Starting with the first line and ending with the last, copy the entries word for word.
━━━━━ Given entries
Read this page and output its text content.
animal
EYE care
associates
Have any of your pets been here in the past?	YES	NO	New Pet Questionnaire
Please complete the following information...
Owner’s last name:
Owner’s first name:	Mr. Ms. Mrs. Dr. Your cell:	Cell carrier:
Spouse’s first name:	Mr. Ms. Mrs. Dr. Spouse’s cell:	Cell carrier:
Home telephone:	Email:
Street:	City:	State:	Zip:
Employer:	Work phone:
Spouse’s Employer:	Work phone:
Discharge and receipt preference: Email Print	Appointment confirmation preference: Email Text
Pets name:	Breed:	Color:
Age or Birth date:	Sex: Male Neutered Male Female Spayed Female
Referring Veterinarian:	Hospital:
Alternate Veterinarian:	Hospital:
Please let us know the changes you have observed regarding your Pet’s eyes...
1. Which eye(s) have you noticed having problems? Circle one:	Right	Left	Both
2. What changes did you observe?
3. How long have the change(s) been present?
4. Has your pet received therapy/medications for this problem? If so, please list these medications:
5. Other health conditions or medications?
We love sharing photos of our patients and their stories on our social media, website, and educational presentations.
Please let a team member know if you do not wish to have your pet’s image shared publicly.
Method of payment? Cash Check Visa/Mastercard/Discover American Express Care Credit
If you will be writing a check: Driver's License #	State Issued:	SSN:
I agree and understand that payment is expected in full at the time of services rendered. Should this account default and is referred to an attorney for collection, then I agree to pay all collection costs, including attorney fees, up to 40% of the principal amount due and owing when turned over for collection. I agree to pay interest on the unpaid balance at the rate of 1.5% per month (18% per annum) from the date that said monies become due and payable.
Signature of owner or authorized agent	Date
━━━━━━━━━━
■ Answer space:
Read this page and output its text content.
animal
EYE care
associates
Have any of your pets been here in the past?	YES	NO	New Pet Questionnaire
Please complete the following information...
Owner’s last name:
Owner’s first name:	Mr. Ms. Mrs. Dr. Your cell:	Cell carrier:
Spouse’s first name:	Mr. Ms. Mrs. Dr. Spouse’s cell:	Cell carrier:
Home telephone:	Email:
Street:	City:	State:	Zip:
Employer:	Work phone:
Spouse’s Employer:	Work phone:
Discharge and receipt preference: Email Print	Appointment confirmation preference: Email Text
Pets name:	Breed:	Color:
Age or Birth date:	Sex: Male Neutered Male Female Spayed Female
Referring Veterinarian:	Hospital:
Alternate Veterinarian:	Hospital:
Please let us know the changes you have observed regarding your Pet’s eyes...
1. Which eye(s) have you noticed having problems? Circle one:	Right	Left	Both
2. What changes did you observe?
3. How long have the change(s) been present?
4. Has your pet received therapy/medications for this problem? If so, please list these medications:
5. Other health conditions or medications?
We love sharing photos of our patients and their stories on our social media, website, and educational presentations.
Please let a team member know if you do not wish to have your pet’s image shared publicly.
Method of payment? Cash Check Visa/Mastercard/Discover American Express Care Credit
If you will be writing a check: Driver's License #	State Issued:	SSN:
I agree and understand that payment is expected in full at the time of services rendered. Should this account default and is referred to an attorney for collection, then I agree to pay all collection costs, including attorney fees, up to 40% of the principal amount due and owing when turned over for collection. I agree to pay interest on the unpaid balance at the rate of 1.5% per month (18% per annum) from the date that said monies become due and payable.
Signature of owner or authorized agent	Date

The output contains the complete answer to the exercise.